=== WHAT IS BEING ASKED ===
Copy out all the lines exactly. Omit pictures.

──────── INFORMATION SUPPLIED ────────

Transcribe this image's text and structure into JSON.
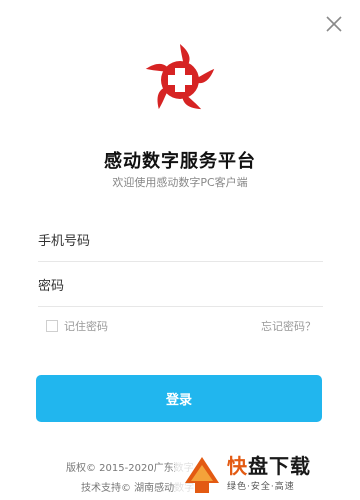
{
  "app": {
    "title": "感动数字服务平台",
    "subtitle": "欢迎使用感动数字PC客户端"
  },
  "form": {
    "phone_placeholder": "手机号码",
    "password_placeholder": "密码",
    "remember_label": "记住密码",
    "forgot_label": "忘记密码？",
    "login_label": "登录"
  },
  "footer": {
    "copyright": "版权© 2015-2020广东数字",
    "support": "技术支持© 湖南感动数字"
  },
  "watermark": {
    "main_prefix": "快",
    "main_rest": "盘下载",
    "tagline": "绿色·安全·高速"
  },
  "colors": {
    "accent": "#21b6ee",
    "brand_red": "#d62323",
    "watermark_orange": "#e35a12"
  },
  "icons": {
    "close": "close-icon",
    "logo": "medical-cross-logo"
  }
}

────────

=== OUTPUT BELOW ===
Transcribe this image's text and structure into JSON.
{
  "app": {
    "title": "感动数字服务平台",
    "subtitle": "欢迎使用感动数字PC客户端"
  },
  "form": {
    "phone_placeholder": "手机号码",
    "password_placeholder": "密码",
    "remember_label": "记住密码",
    "forgot_label": "忘记密码？",
    "login_label": "登录"
  },
  "footer": {
    "copyright": "版权© 2015-2020广东数字",
    "support": "技术支持© 湖南感动数字"
  },
  "watermark": {
    "main_prefix": "快",
    "main_rest": "盘下载",
    "tagline": "绿色·安全·高速"
  },
  "colors": {
    "accent": "#21b6ee",
    "brand_red": "#d62323",
    "watermark_orange": "#e35a12"
  },
  "icons": {
    "close": "close-icon",
    "logo": "medical-cross-logo"
  }
}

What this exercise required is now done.